# start of DATASET EXTRACT
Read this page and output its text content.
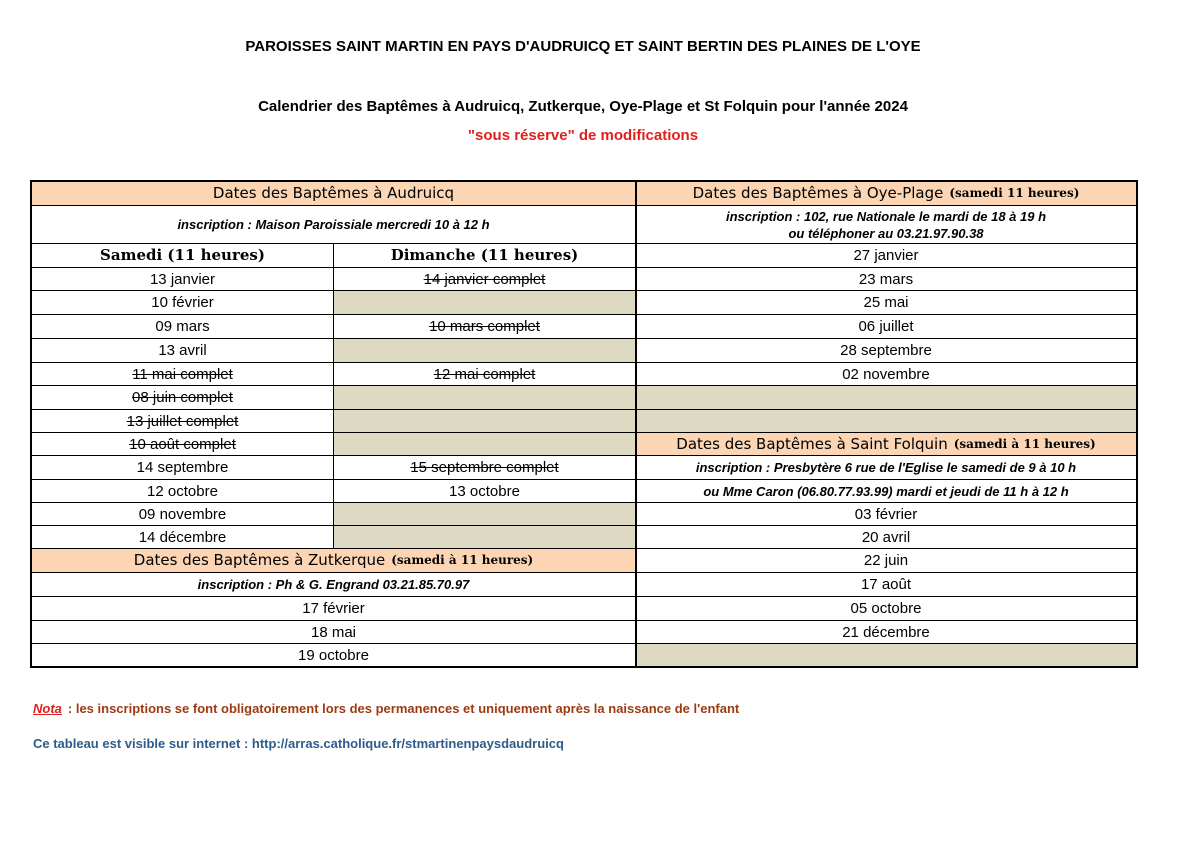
PAROISSES SAINT MARTIN EN PAYS D'AUDRUICQ ET SAINT BERTIN DES PLAINES DE L'OYE
Calendrier des Baptêmes à Audruicq, Zutkerque, Oye-Plage et St Folquin pour l'année 2024
"sous réserve" de modifications
Dates des Baptêmes à Audruicq
inscription : Maison Paroissiale mercredi 10 à 12 h
Samedi (11 heures)	Dimanche (11 heures)
13 janvier	14 janvier complet
10 février
09 mars	10 mars complet
13 avril
11 mai complet	12 mai complet
08 juin complet
13 juillet complet
10 août complet
14 septembre	15 septembre complet
12 octobre	13 octobre
09 novembre
14 décembre
Dates des Baptêmes à Zutkerque (samedi à 11 heures)
inscription : Ph & G. Engrand 03.21.85.70.97
17 février
18 mai
19 octobre
Dates des Baptêmes à Oye-Plage (samedi 11 heures)
inscription : 102, rue Nationale le mardi de 18 à 19 h
ou téléphoner au 03.21.97.90.38
27 janvier
23 mars
25 mai
06 juillet
28 septembre
02 novembre
Dates des Baptêmes à Saint Folquin (samedi à 11 heures)
inscription : Presbytère 6 rue de l'Eglise le samedi de 9 à 10 h
ou Mme Caron (06.80.77.93.99) mardi et jeudi de 11 h à 12 h
03 février
20 avril
22 juin
17 août
05 octobre
21 décembre
Nota : les inscriptions se font obligatoirement lors des permanences et uniquement après la naissance de l'enfant
Ce tableau est visible sur internet : http://arras.catholique.fr/stmartinenpaysdaudruicq
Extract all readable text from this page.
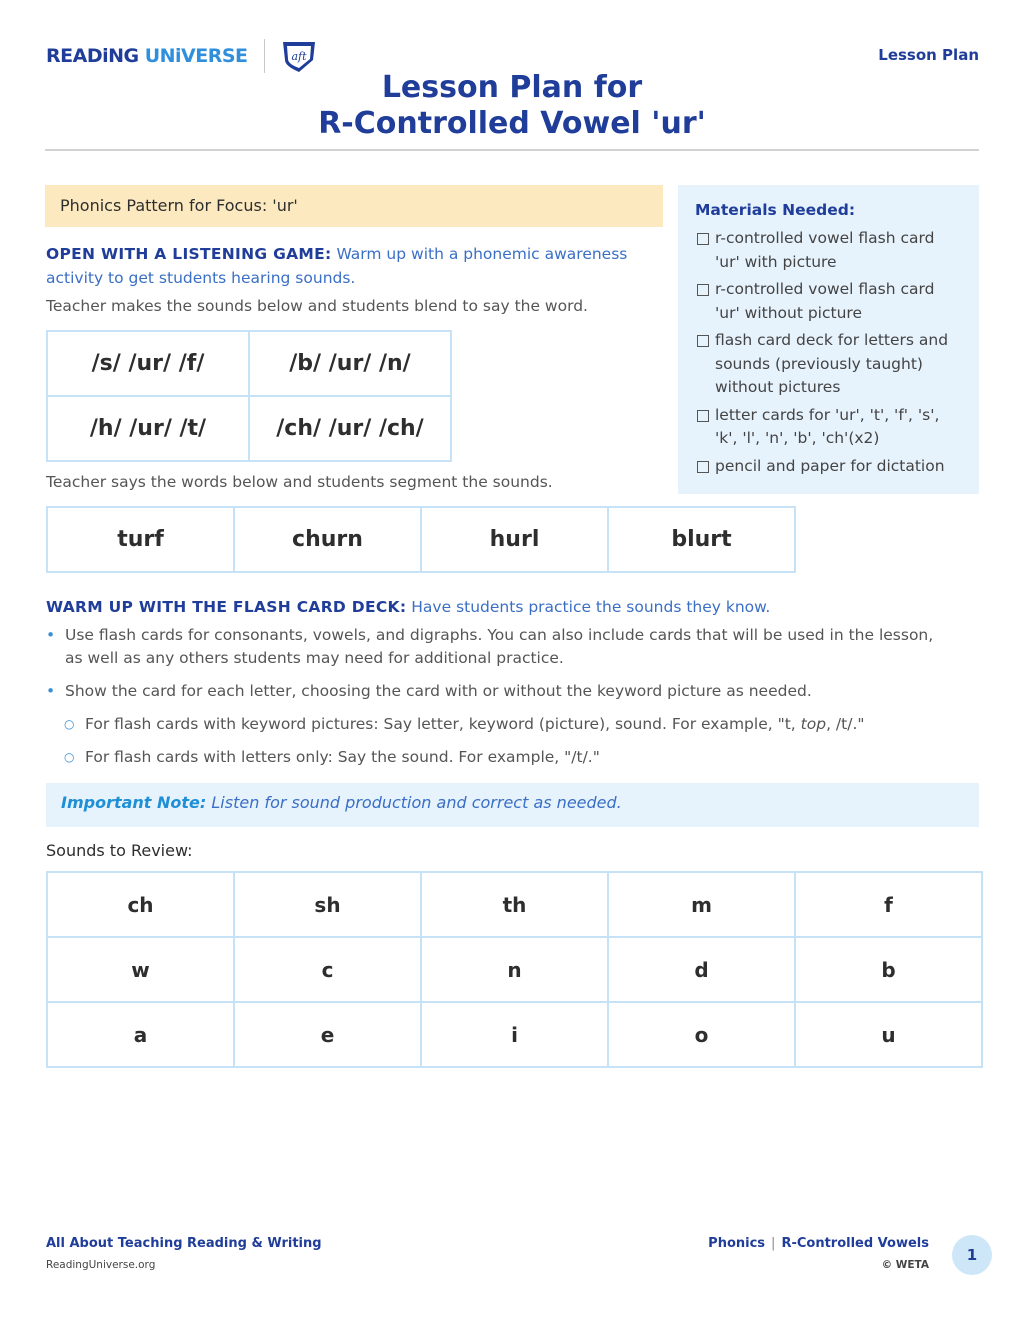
READiNG UNiVERSE	aft	Lesson Plan
Lesson Plan for
R-Controlled Vowel 'ur'
Phonics Pattern for Focus: 'ur'	Materials Needed:
r-controlled vowel flash card 'ur' with picture
r-controlled vowel flash card 'ur' without picture
flash card deck for letters and sounds (previously taught) without pictures
letter cards for 'ur', 't', 'f', 's', 'k', 'l', 'n', 'b', 'ch'(x2)
pencil and paper for dictation
OPEN WITH A LISTENING GAME: Warm up with a phonemic awareness activity to get students hearing sounds.
Teacher makes the sounds below and students blend to say the word.
/s/ /ur/ /f/	/b/ /ur/ /n/
/h/ /ur/ /t/	/ch/ /ur/ /ch/
Teacher says the words below and students segment the sounds.
turf	churn	hurl	blurt
WARM UP WITH THE FLASH CARD DECK: Have students practice the sounds they know.
• Use flash cards for consonants, vowels, and digraphs. You can also include cards that will be used in the lesson, as well as any others students may need for additional practice.
• Show the card for each letter, choosing the card with or without the keyword picture as needed.
○ For flash cards with keyword pictures: Say letter, keyword (picture), sound. For example, "t, top, /t/."
○ For flash cards with letters only: Say the sound. For example, "/t/."
Important Note: Listen for sound production and correct as needed.
Sounds to Review:
ch	sh	th	m	f
w	c	n	d	b
a	e	i	o	u
All About Teaching Reading & Writing
ReadingUniverse.org
Phonics | R-Controlled Vowels
© WETA
1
# end of DATASET EXTRACT
Locate "Extract all readable text from this page." in the entries above. Copy, exactly and only, the lines from that line to the end, leaving out the pictures.

COMPLETE OUTPUT:
Extract all readable text from this page.
READiNG UNiVERSE	aft	Lesson Plan
Lesson Plan for
R-Controlled Vowel 'ur'
Phonics Pattern for Focus: 'ur'	Materials Needed:
r-controlled vowel flash card 'ur' with picture
r-controlled vowel flash card 'ur' without picture
flash card deck for letters and sounds (previously taught) without pictures
letter cards for 'ur', 't', 'f', 's', 'k', 'l', 'n', 'b', 'ch'(x2)
pencil and paper for dictation
OPEN WITH A LISTENING GAME: Warm up with a phonemic awareness activity to get students hearing sounds.
Teacher makes the sounds below and students blend to say the word.
/s/ /ur/ /f/	/b/ /ur/ /n/
/h/ /ur/ /t/	/ch/ /ur/ /ch/
Teacher says the words below and students segment the sounds.
turf	churn	hurl	blurt
WARM UP WITH THE FLASH CARD DECK: Have students practice the sounds they know.
• Use flash cards for consonants, vowels, and digraphs. You can also include cards that will be used in the lesson, as well as any others students may need for additional practice.
• Show the card for each letter, choosing the card with or without the keyword picture as needed.
○ For flash cards with keyword pictures: Say letter, keyword (picture), sound. For example, "t, top, /t/."
○ For flash cards with letters only: Say the sound. For example, "/t/."
Important Note: Listen for sound production and correct as needed.
Sounds to Review:
ch	sh	th	m	f
w	c	n	d	b
a	e	i	o	u
All About Teaching Reading & Writing
ReadingUniverse.org
Phonics | R-Controlled Vowels
© WETA
1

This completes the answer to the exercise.